Pictures stay out of the copy; set down each line of the listing below exactly.

Extracted records
— Start —

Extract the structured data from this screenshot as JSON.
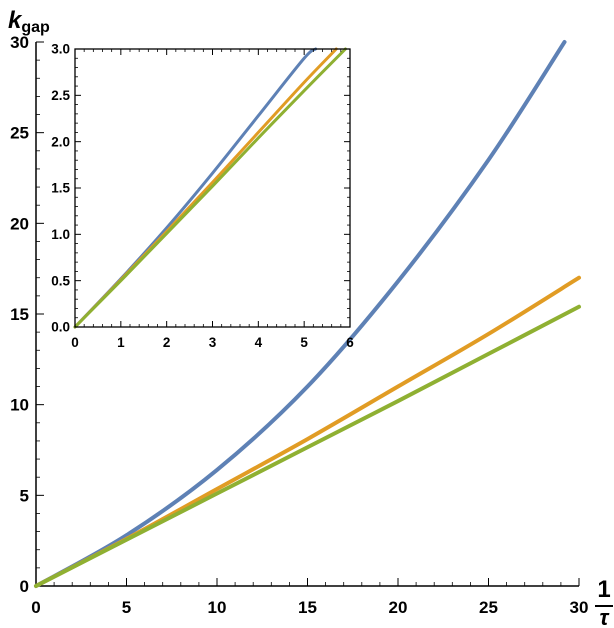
{
  "chart_data": [
    {
      "type": "line",
      "title": "",
      "ylabel": "k",
      "ylabel_subscript": "gap",
      "xlabel_numerator": "1",
      "xlabel_denominator": "τ",
      "xlim": [
        0,
        30
      ],
      "ylim": [
        0,
        30
      ],
      "xticks": [
        0,
        5,
        10,
        15,
        20,
        25,
        30
      ],
      "xtick_labels": [
        "0",
        "5",
        "10",
        "15",
        "20",
        "25",
        "30"
      ],
      "yticks": [
        0,
        5,
        10,
        15,
        20,
        25,
        30
      ],
      "ytick_labels": [
        "0",
        "5",
        "10",
        "15",
        "20",
        "25",
        "30"
      ],
      "grid": false,
      "legend": "none",
      "series": [
        {
          "color": "#5E81B5",
          "x": [
            0,
            5,
            10,
            15,
            20,
            25,
            29.2
          ],
          "y": [
            0,
            2.8,
            6.4,
            11.0,
            16.8,
            23.5,
            30.0
          ]
        },
        {
          "color": "#E19C24",
          "x": [
            0,
            5,
            10,
            15,
            20,
            25,
            30
          ],
          "y": [
            0,
            2.6,
            5.35,
            8.1,
            11.0,
            13.9,
            17.0
          ]
        },
        {
          "color": "#8FB032",
          "x": [
            0,
            5,
            10,
            15,
            20,
            25,
            30
          ],
          "y": [
            0,
            2.55,
            5.1,
            7.65,
            10.2,
            12.8,
            15.4
          ]
        }
      ]
    },
    {
      "type": "line",
      "title": "",
      "role": "inset",
      "xlim": [
        0,
        6
      ],
      "ylim": [
        0,
        3
      ],
      "xticks": [
        0,
        1,
        2,
        3,
        4,
        5,
        6
      ],
      "xtick_labels": [
        "0",
        "1",
        "2",
        "3",
        "4",
        "5",
        "6"
      ],
      "yticks": [
        0,
        0.5,
        1.0,
        1.5,
        2.0,
        2.5,
        3.0
      ],
      "ytick_labels": [
        "0.0",
        "0.5",
        "1.0",
        "1.5",
        "2.0",
        "2.5",
        "3.0"
      ],
      "grid": false,
      "legend": "none",
      "series": [
        {
          "color": "#5E81B5",
          "x": [
            0,
            1,
            2,
            3,
            4,
            5,
            5.25
          ],
          "y": [
            0,
            0.52,
            1.07,
            1.66,
            2.28,
            2.9,
            3.0
          ]
        },
        {
          "color": "#E19C24",
          "x": [
            0,
            1,
            2,
            3,
            4,
            5,
            5.7
          ],
          "y": [
            0,
            0.51,
            1.03,
            1.56,
            2.1,
            2.64,
            3.0
          ]
        },
        {
          "color": "#8FB032",
          "x": [
            0,
            1,
            2,
            3,
            4,
            5,
            5.9
          ],
          "y": [
            0,
            0.5,
            1.01,
            1.52,
            2.04,
            2.55,
            3.0
          ]
        }
      ]
    }
  ]
}
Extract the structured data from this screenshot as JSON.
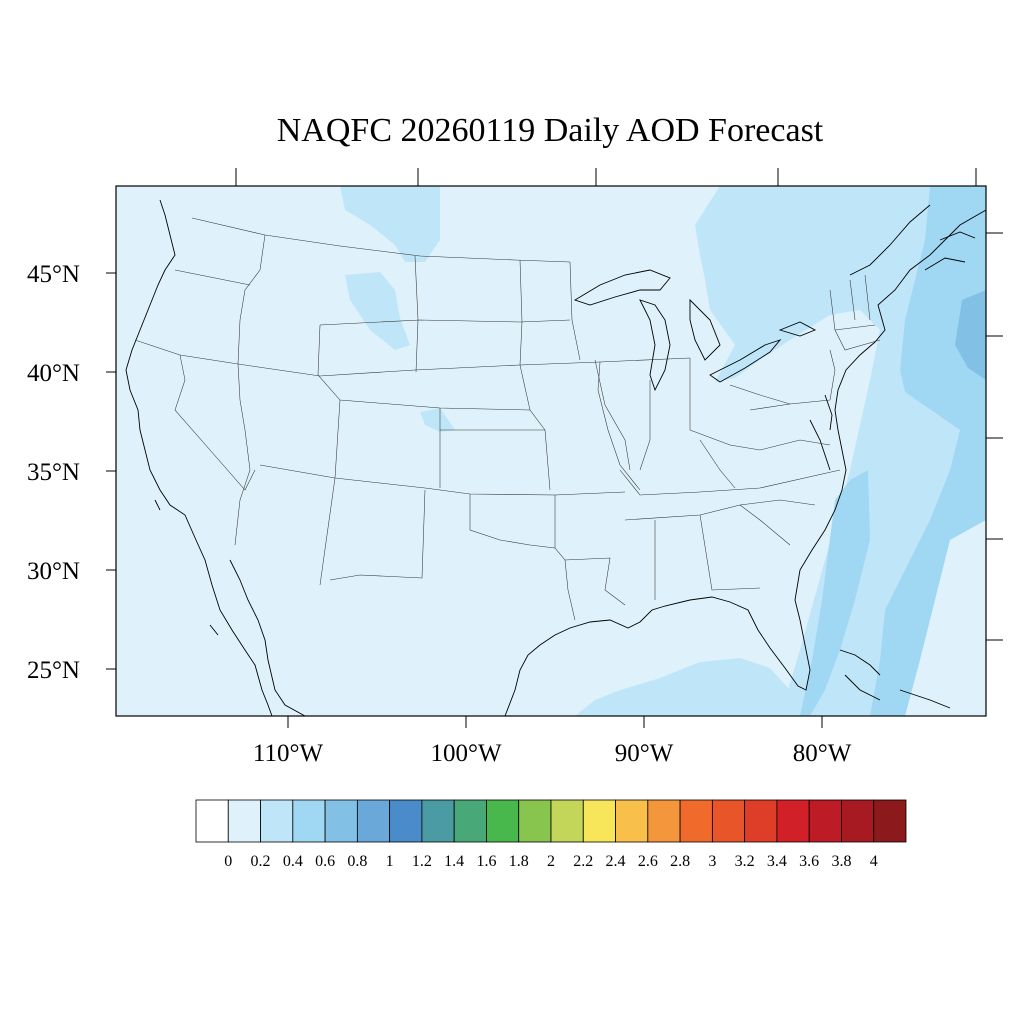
{
  "title": "NAQFC 20260119 Daily AOD Forecast",
  "latitude_labels": [
    "45°N",
    "40°N",
    "35°N",
    "30°N",
    "25°N"
  ],
  "longitude_labels": [
    "110°W",
    "100°W",
    "90°W",
    "80°W"
  ],
  "colorbar": {
    "labels": [
      "0",
      "0.2",
      "0.4",
      "0.6",
      "0.8",
      "1",
      "1.2",
      "1.4",
      "1.6",
      "1.8",
      "2",
      "2.2",
      "2.4",
      "2.6",
      "2.8",
      "3",
      "3.2",
      "3.4",
      "3.6",
      "3.8",
      "4"
    ],
    "colors": [
      "#ffffff",
      "#dff2fb",
      "#bfe6f8",
      "#a0d8f3",
      "#83c0e6",
      "#6aa8da",
      "#4a8bc9",
      "#4a9ba3",
      "#48a877",
      "#49b84c",
      "#87c54f",
      "#c3d65a",
      "#f8e65a",
      "#f8c04a",
      "#f4963c",
      "#f06a2c",
      "#e85529",
      "#de3d28",
      "#d12028",
      "#bd1b25",
      "#a81a22",
      "#8c1a1c"
    ]
  },
  "map": {
    "field_colors": {
      "background": "#dff2fb",
      "level2": "#bfe6f8",
      "level3": "#a0d8f3",
      "level4": "#83c0e6"
    }
  }
}
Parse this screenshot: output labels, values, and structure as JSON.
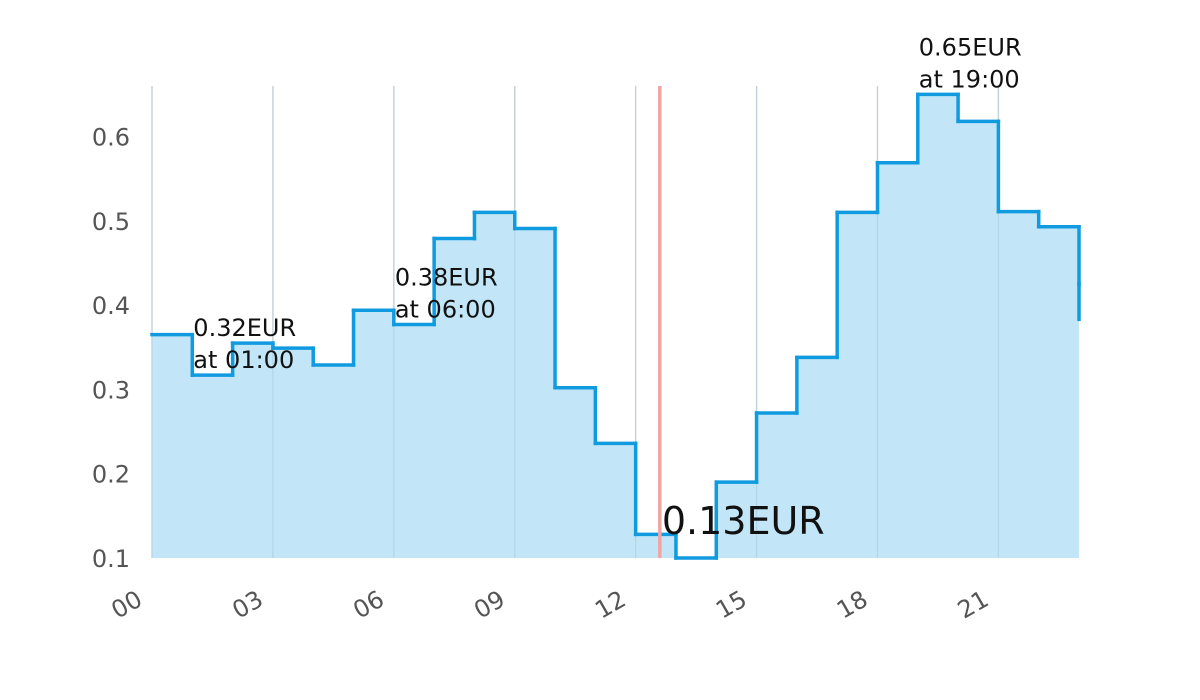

— End —

CORRECT ANSWER:
Extract the structured data from this screenshot as JSON.
{
  "chart_data": [
    {
      "type": "line",
      "title": "",
      "ylabel": "k",
      "ylabel_subscript": "gap",
      "xlabel_numerator": "1",
      "xlabel_denominator": "τ",
      "xlim": [
        0,
        30
      ],
      "ylim": [
        0,
        30
      ],
      "xticks": [
        0,
        5,
        10,
        15,
        20,
        25,
        30
      ],
      "xtick_labels": [
        "0",
        "5",
        "10",
        "15",
        "20",
        "25",
        "30"
      ],
      "yticks": [
        0,
        5,
        10,
        15,
        20,
        25,
        30
      ],
      "ytick_labels": [
        "0",
        "5",
        "10",
        "15",
        "20",
        "25",
        "30"
      ],
      "grid": false,
      "legend": "none",
      "series": [
        {
          "color": "#5E81B5",
          "x": [
            0,
            5,
            10,
            15,
            20,
            25,
            29.2
          ],
          "y": [
            0,
            2.8,
            6.4,
            11.0,
            16.8,
            23.5,
            30.0
          ]
        },
        {
          "color": "#E19C24",
          "x": [
            0,
            5,
            10,
            15,
            20,
            25,
            30
          ],
          "y": [
            0,
            2.6,
            5.35,
            8.1,
            11.0,
            13.9,
            17.0
          ]
        },
        {
          "color": "#8FB032",
          "x": [
            0,
            5,
            10,
            15,
            20,
            25,
            30
          ],
          "y": [
            0,
            2.55,
            5.1,
            7.65,
            10.2,
            12.8,
            15.4
          ]
        }
      ]
    },
    {
      "type": "line",
      "title": "",
      "role": "inset",
      "xlim": [
        0,
        6
      ],
      "ylim": [
        0,
        3
      ],
      "xticks": [
        0,
        1,
        2,
        3,
        4,
        5,
        6
      ],
      "xtick_labels": [
        "0",
        "1",
        "2",
        "3",
        "4",
        "5",
        "6"
      ],
      "yticks": [
        0,
        0.5,
        1.0,
        1.5,
        2.0,
        2.5,
        3.0
      ],
      "ytick_labels": [
        "0.0",
        "0.5",
        "1.0",
        "1.5",
        "2.0",
        "2.5",
        "3.0"
      ],
      "grid": false,
      "legend": "none",
      "series": [
        {
          "color": "#5E81B5",
          "x": [
            0,
            1,
            2,
            3,
            4,
            5,
            5.25
          ],
          "y": [
            0,
            0.52,
            1.07,
            1.66,
            2.28,
            2.9,
            3.0
          ]
        },
        {
          "color": "#E19C24",
          "x": [
            0,
            1,
            2,
            3,
            4,
            5,
            5.7
          ],
          "y": [
            0,
            0.51,
            1.03,
            1.56,
            2.1,
            2.64,
            3.0
          ]
        },
        {
          "color": "#8FB032",
          "x": [
            0,
            1,
            2,
            3,
            4,
            5,
            5.9
          ],
          "y": [
            0,
            0.5,
            1.01,
            1.52,
            2.04,
            2.55,
            3.0
          ]
        }
      ]
    }
  ]
}
Extract the structured data from this screenshot as JSON.
{
  "title": "NAQFC 20260119 Daily AOD Forecast",
  "latitude_labels": [
    "45°N",
    "40°N",
    "35°N",
    "30°N",
    "25°N"
  ],
  "longitude_labels": [
    "110°W",
    "100°W",
    "90°W",
    "80°W"
  ],
  "colorbar": {
    "labels": [
      "0",
      "0.2",
      "0.4",
      "0.6",
      "0.8",
      "1",
      "1.2",
      "1.4",
      "1.6",
      "1.8",
      "2",
      "2.2",
      "2.4",
      "2.6",
      "2.8",
      "3",
      "3.2",
      "3.4",
      "3.6",
      "3.8",
      "4"
    ],
    "colors": [
      "#ffffff",
      "#dff2fb",
      "#bfe6f8",
      "#a0d8f3",
      "#83c0e6",
      "#6aa8da",
      "#4a8bc9",
      "#4a9ba3",
      "#48a877",
      "#49b84c",
      "#87c54f",
      "#c3d65a",
      "#f8e65a",
      "#f8c04a",
      "#f4963c",
      "#f06a2c",
      "#e85529",
      "#de3d28",
      "#d12028",
      "#bd1b25",
      "#a81a22",
      "#8c1a1c"
    ]
  },
  "map": {
    "field_colors": {
      "background": "#dff2fb",
      "level2": "#bfe6f8",
      "level3": "#a0d8f3",
      "level4": "#83c0e6"
    }
  }
}
Parse this screenshot: output labels, values, and structure as JSON.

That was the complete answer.